#### EXERCISE BRIEF:
Wherever the word "badge" appears in the entries, copy the whole line.

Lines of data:
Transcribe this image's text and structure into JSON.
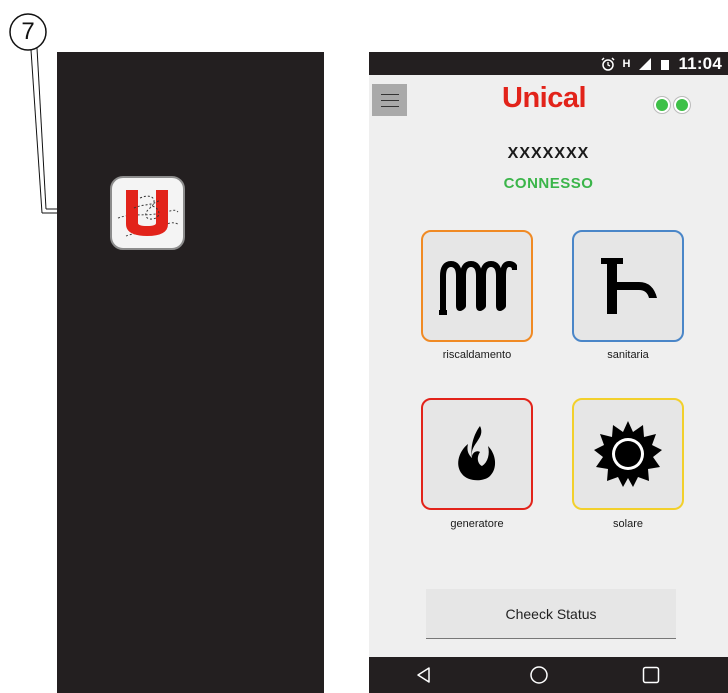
{
  "callout": {
    "number": "7"
  },
  "status_bar": {
    "time": "11:04",
    "network_letter": "H",
    "icons": [
      "alarm-icon",
      "signal-icon",
      "battery-icon"
    ]
  },
  "header": {
    "logo_text": "Unical",
    "logo_color": "#e2231a",
    "connection_dots_color": "#3ec048"
  },
  "device": {
    "name": "XXXXXXX",
    "status": "CONNESSO",
    "status_color": "#3bb54a"
  },
  "tiles": [
    {
      "label": "riscaldamento",
      "icon": "radiator-icon",
      "border_color": "#f08a24"
    },
    {
      "label": "sanitaria",
      "icon": "faucet-icon",
      "border_color": "#4a86c8"
    },
    {
      "label": "generatore",
      "icon": "flame-icon",
      "border_color": "#e2231a"
    },
    {
      "label": "solare",
      "icon": "sun-icon",
      "border_color": "#f2d02c"
    }
  ],
  "check_button": {
    "label": "Cheeck Status"
  },
  "nav_bar": {
    "icons": [
      "back-icon",
      "home-icon",
      "recents-icon"
    ]
  }
}
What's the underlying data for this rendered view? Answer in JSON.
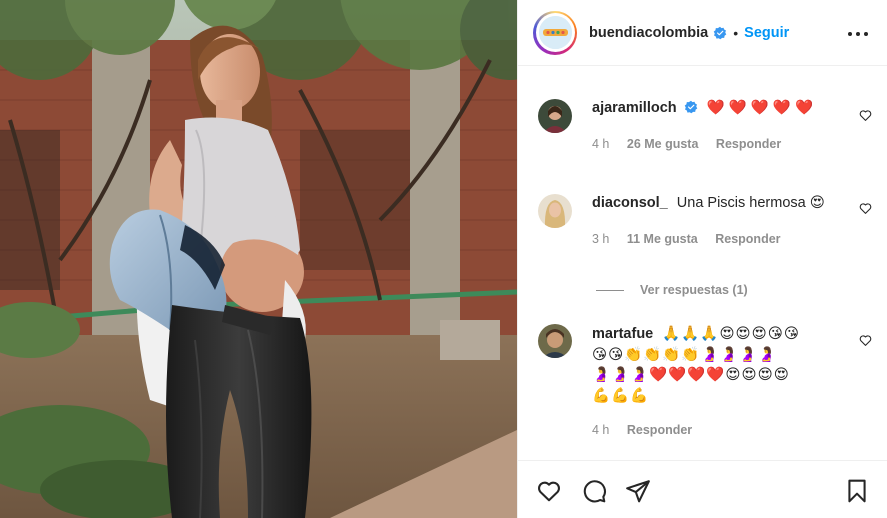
{
  "post": {
    "username": "buendiacolombia",
    "follow_label": "Seguir",
    "separator": "•",
    "photo_alt": "Mujer embarazada posando en un jardín"
  },
  "comments": [
    {
      "username": "ajaramilloch",
      "verified": true,
      "text": "❤️ ❤️ ❤️ ❤️ ❤️",
      "time": "4 h",
      "likes": "26 Me gusta",
      "reply": "Responder"
    },
    {
      "username": "diaconsol_",
      "verified": false,
      "text": "Una Piscis hermosa 😍",
      "time": "3 h",
      "likes": "11 Me gusta",
      "reply": "Responder",
      "view_replies": "Ver respuestas (1)"
    },
    {
      "username": "martafue",
      "verified": false,
      "line1": "🙏🙏🙏😍😍😍😘😘",
      "line2": "😘😘👏👏👏👏🤰🤰🤰🤰",
      "line3": "🤰🤰🤰❤️❤️❤️❤️😍😍😍😍",
      "line4": "💪💪💪",
      "time": "4 h",
      "reply": "Responder"
    }
  ],
  "icons": {
    "like": "heart-icon",
    "comment": "comment-icon",
    "share": "share-icon",
    "save": "bookmark-icon",
    "options": "more-icon",
    "verified": "verified-badge-icon"
  },
  "colors": {
    "accent": "#0095f6",
    "text": "#262626",
    "muted": "#8e8e8e",
    "border": "#efefef"
  }
}
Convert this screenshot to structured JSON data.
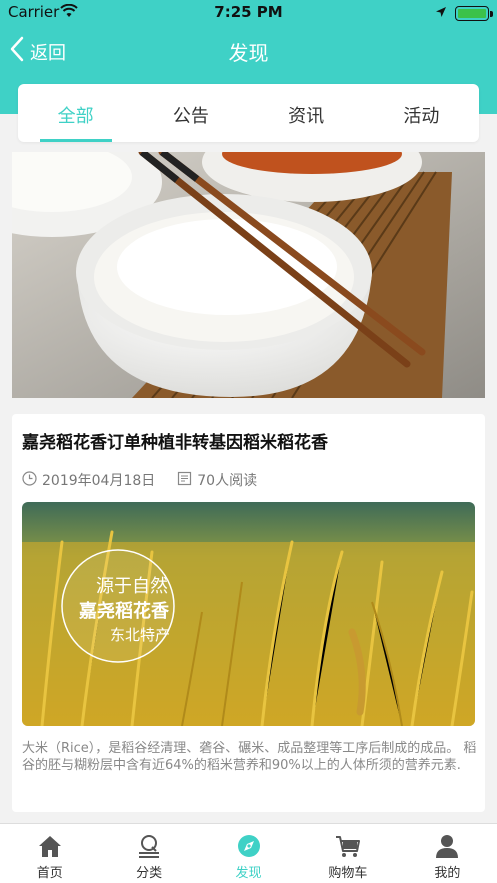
{
  "status_bar": {
    "carrier": "Carrier",
    "time": "7:25 PM"
  },
  "navbar": {
    "back_label": "返回",
    "title": "发现"
  },
  "tabs": [
    {
      "label": "全部",
      "active": true
    },
    {
      "label": "公告",
      "active": false
    },
    {
      "label": "资讯",
      "active": false
    },
    {
      "label": "活动",
      "active": false
    }
  ],
  "article": {
    "title": "嘉尧稻花香订单种植非转基因稻米稻花香",
    "date": "2019年04月18日",
    "reads": "70人阅读",
    "image_text": {
      "line1": "源于自然",
      "line2": "嘉尧稻花香",
      "line3": "东北特产"
    },
    "description": "大米（Rice），是稻谷经清理、砻谷、碾米、成品整理等工序后制成的成品。 稻谷的胚与糊粉层中含有近64%的稻米营养和90%以上的人体所须的营养元素."
  },
  "tabbar": [
    {
      "label": "首页",
      "icon": "home-icon",
      "active": false
    },
    {
      "label": "分类",
      "icon": "category-icon",
      "active": false
    },
    {
      "label": "发现",
      "icon": "discover-icon",
      "active": true
    },
    {
      "label": "购物车",
      "icon": "cart-icon",
      "active": false
    },
    {
      "label": "我的",
      "icon": "profile-icon",
      "active": false
    }
  ],
  "colors": {
    "accent": "#3fd1c6",
    "text": "#333333",
    "muted": "#888888"
  }
}
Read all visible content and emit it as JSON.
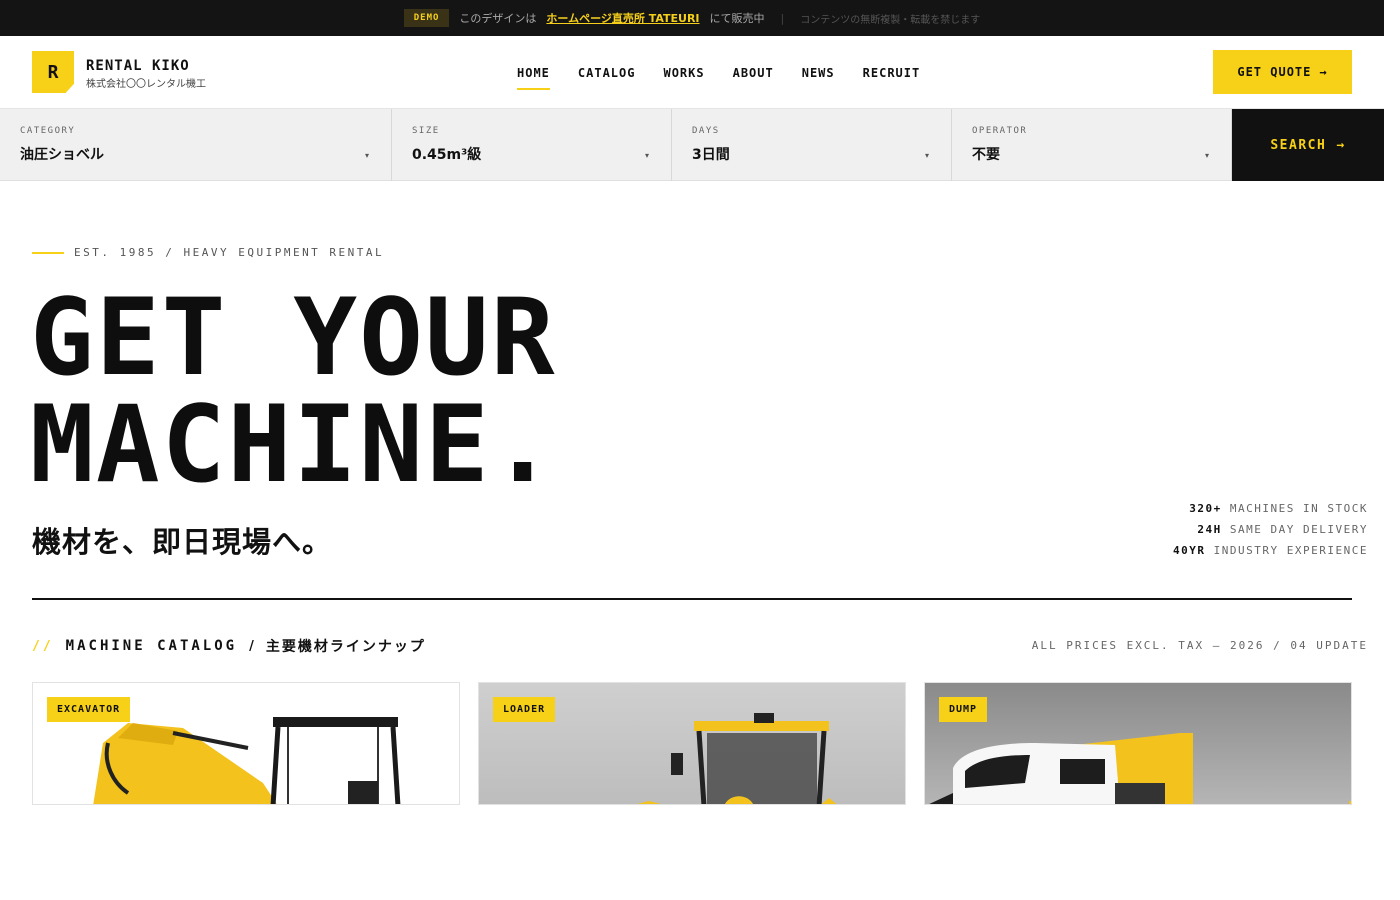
{
  "demo_bar": {
    "badge": "DEMO",
    "text_before": "このデザインは",
    "link": "ホームページ直売所 TATEURI",
    "text_after": "にて販売中",
    "note": "コンテンツの無断複製・転載を禁じます"
  },
  "header": {
    "logo_letter": "R",
    "brand": "RENTAL KIKO",
    "company": "株式会社〇〇レンタル機工",
    "nav": [
      {
        "label": "HOME"
      },
      {
        "label": "CATALOG"
      },
      {
        "label": "WORKS"
      },
      {
        "label": "ABOUT"
      },
      {
        "label": "NEWS"
      },
      {
        "label": "RECRUIT"
      }
    ],
    "quote_label": "GET QUOTE",
    "quote_arrow": "→"
  },
  "search": {
    "fields": [
      {
        "label": "CATEGORY",
        "value": "油圧ショベル"
      },
      {
        "label": "SIZE",
        "value": "0.45m³級"
      },
      {
        "label": "DAYS",
        "value": "3日間"
      },
      {
        "label": "OPERATOR",
        "value": "不要"
      }
    ],
    "caret": "▾",
    "button_label": "SEARCH",
    "button_arrow": "→"
  },
  "hero": {
    "eyebrow": "EST. 1985 / HEAVY EQUIPMENT RENTAL",
    "line1": "GET YOUR",
    "line2": "MACHINE.",
    "tagline": "機材を、即日現場へ。",
    "stats": [
      {
        "value": "320+",
        "label": "MACHINES IN STOCK"
      },
      {
        "value": "24H",
        "label": "SAME DAY DELIVERY"
      },
      {
        "value": "40YR",
        "label": "INDUSTRY EXPERIENCE"
      }
    ]
  },
  "catalog": {
    "slash": "//",
    "title": "MACHINE CATALOG",
    "separator": "/",
    "title_jp": "主要機材ラインナップ",
    "note": "ALL PRICES EXCL. TAX — 2026 / 04 UPDATE",
    "cards": [
      {
        "tag": "EXCAVATOR"
      },
      {
        "tag": "LOADER"
      },
      {
        "tag": "DUMP"
      }
    ]
  },
  "colors": {
    "accent": "#f7d117",
    "dark": "#111111",
    "bar_bg": "#f0f0f0"
  }
}
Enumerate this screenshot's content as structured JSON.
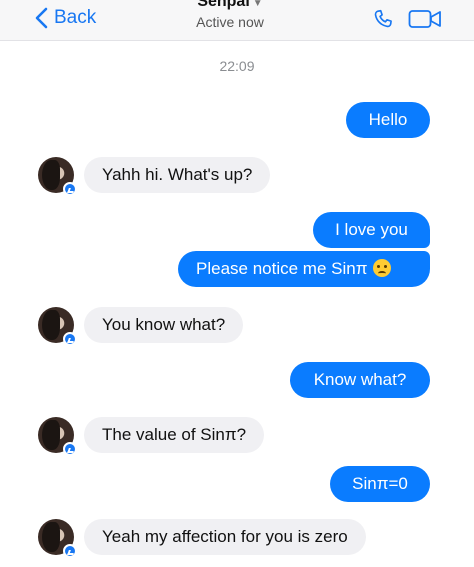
{
  "header": {
    "back_label": "Back",
    "contact_name": "Senpai",
    "status": "Active now",
    "accent_color": "#1877f2",
    "icons": [
      "chevron-left-icon",
      "chevron-down-icon",
      "phone-icon",
      "video-camera-icon"
    ]
  },
  "timestamp": "22:09",
  "messages": [
    {
      "from": "me",
      "text": "Hello"
    },
    {
      "from": "them",
      "text": "Yahh hi. What's up?"
    },
    {
      "from": "me",
      "text": "I love you"
    },
    {
      "from": "me",
      "text": "Please notice me Sinπ",
      "emoji": "sad-face-emoji"
    },
    {
      "from": "them",
      "text": "You know what?"
    },
    {
      "from": "me",
      "text": "Know what?"
    },
    {
      "from": "them",
      "text": "The value of Sinπ?"
    },
    {
      "from": "me",
      "text": "Sinπ=0"
    },
    {
      "from": "them",
      "text": "Yeah my affection for you is zero"
    }
  ],
  "colors": {
    "outgoing_bubble": "#0a7cff",
    "incoming_bubble": "#f0f0f3"
  }
}
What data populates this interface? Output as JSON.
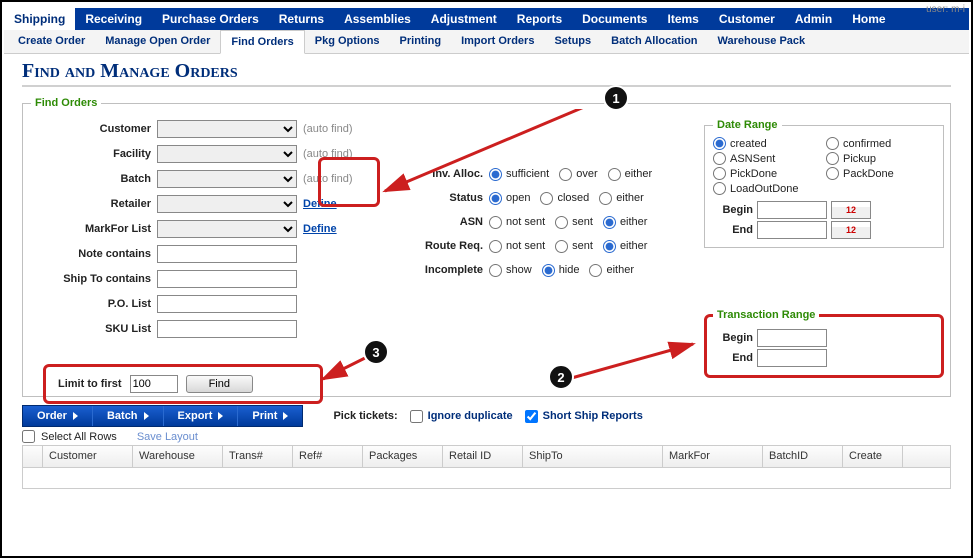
{
  "topright": "user: m-i",
  "nav1": [
    "Shipping",
    "Receiving",
    "Purchase Orders",
    "Returns",
    "Assemblies",
    "Adjustment",
    "Reports",
    "Documents",
    "Items",
    "Customer",
    "Admin",
    "Home"
  ],
  "nav1_active": 0,
  "nav2": [
    "Create Order",
    "Manage Open Order",
    "Find Orders",
    "Pkg Options",
    "Printing",
    "Import Orders",
    "Setups",
    "Batch Allocation",
    "Warehouse Pack"
  ],
  "nav2_active": 2,
  "title": "Find and Manage Orders",
  "find": {
    "legend": "Find Orders",
    "fields": {
      "customer_label": "Customer",
      "facility_label": "Facility",
      "batch_label": "Batch",
      "retailer_label": "Retailer",
      "markfor_label": "MarkFor List",
      "note_label": "Note contains",
      "shipto_label": "Ship To contains",
      "po_label": "P.O. List",
      "sku_label": "SKU List",
      "autofind": "(auto find)",
      "define": "Define"
    }
  },
  "radios": {
    "invalloc": {
      "label": "Inv. Alloc.",
      "opts": [
        "sufficient",
        "over",
        "either"
      ],
      "sel": 0
    },
    "status": {
      "label": "Status",
      "opts": [
        "open",
        "closed",
        "either"
      ],
      "sel": 0
    },
    "asn": {
      "label": "ASN",
      "opts": [
        "not sent",
        "sent",
        "either"
      ],
      "sel": 2
    },
    "routereq": {
      "label": "Route Req.",
      "opts": [
        "not sent",
        "sent",
        "either"
      ],
      "sel": 2
    },
    "incomplete": {
      "label": "Incomplete",
      "opts": [
        "show",
        "hide",
        "either"
      ],
      "sel": 1
    }
  },
  "daterange": {
    "legend": "Date Range",
    "opts": [
      "created",
      "confirmed",
      "ASNSent",
      "Pickup",
      "PickDone",
      "PackDone",
      "LoadOutDone"
    ],
    "sel": 0,
    "begin_label": "Begin",
    "end_label": "End",
    "begin": "",
    "end": "",
    "cal": "12"
  },
  "trange": {
    "legend": "Transaction Range",
    "begin_label": "Begin",
    "end_label": "End",
    "begin": "",
    "end": ""
  },
  "limit": {
    "label": "Limit to first",
    "value": "100",
    "find_btn": "Find"
  },
  "bluemenu": [
    "Order",
    "Batch",
    "Export",
    "Print"
  ],
  "picktickets": {
    "label": "Pick tickets:",
    "ignore": "Ignore duplicate",
    "ignore_checked": false,
    "short": "Short Ship Reports",
    "short_checked": true
  },
  "selrow": {
    "select_all": "Select All Rows",
    "save_layout": "Save Layout"
  },
  "grid_cols": [
    "",
    "Customer",
    "Warehouse",
    "Trans#",
    "Ref#",
    "Packages",
    "Retail ID",
    "ShipTo",
    "MarkFor",
    "BatchID",
    "Create"
  ],
  "grid_widths": [
    20,
    90,
    90,
    70,
    70,
    80,
    80,
    140,
    100,
    80,
    60
  ],
  "callouts": {
    "1": "1",
    "2": "2",
    "3": "3"
  }
}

#### RESPONSE BELOW:
    "verified": "verified-badge-icon"
    "badge": "DEMO",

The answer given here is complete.